[Begin Dataset rows]

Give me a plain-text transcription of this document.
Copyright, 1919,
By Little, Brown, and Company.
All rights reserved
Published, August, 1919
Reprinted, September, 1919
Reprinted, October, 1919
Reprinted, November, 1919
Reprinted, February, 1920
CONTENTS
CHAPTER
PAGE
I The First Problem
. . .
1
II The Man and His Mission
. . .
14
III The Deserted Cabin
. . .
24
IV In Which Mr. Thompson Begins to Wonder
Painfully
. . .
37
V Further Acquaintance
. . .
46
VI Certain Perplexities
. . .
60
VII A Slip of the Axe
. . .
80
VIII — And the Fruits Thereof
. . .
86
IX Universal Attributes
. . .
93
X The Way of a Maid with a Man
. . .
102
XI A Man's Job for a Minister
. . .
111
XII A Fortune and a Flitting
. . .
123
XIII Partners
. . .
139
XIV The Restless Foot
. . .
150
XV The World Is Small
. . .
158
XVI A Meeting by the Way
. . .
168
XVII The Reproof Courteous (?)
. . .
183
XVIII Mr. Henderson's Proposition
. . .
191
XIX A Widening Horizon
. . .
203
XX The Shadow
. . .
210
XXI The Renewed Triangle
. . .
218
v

[End Dataset rows]

▶ [Exercise instructions]:
Isolate the lines that hold the word "Reprinted" and copy all of them.

▶ [Complete response]:
Reprinted, September, 1919
Reprinted, October, 1919
Reprinted, November, 1919
Reprinted, February, 1920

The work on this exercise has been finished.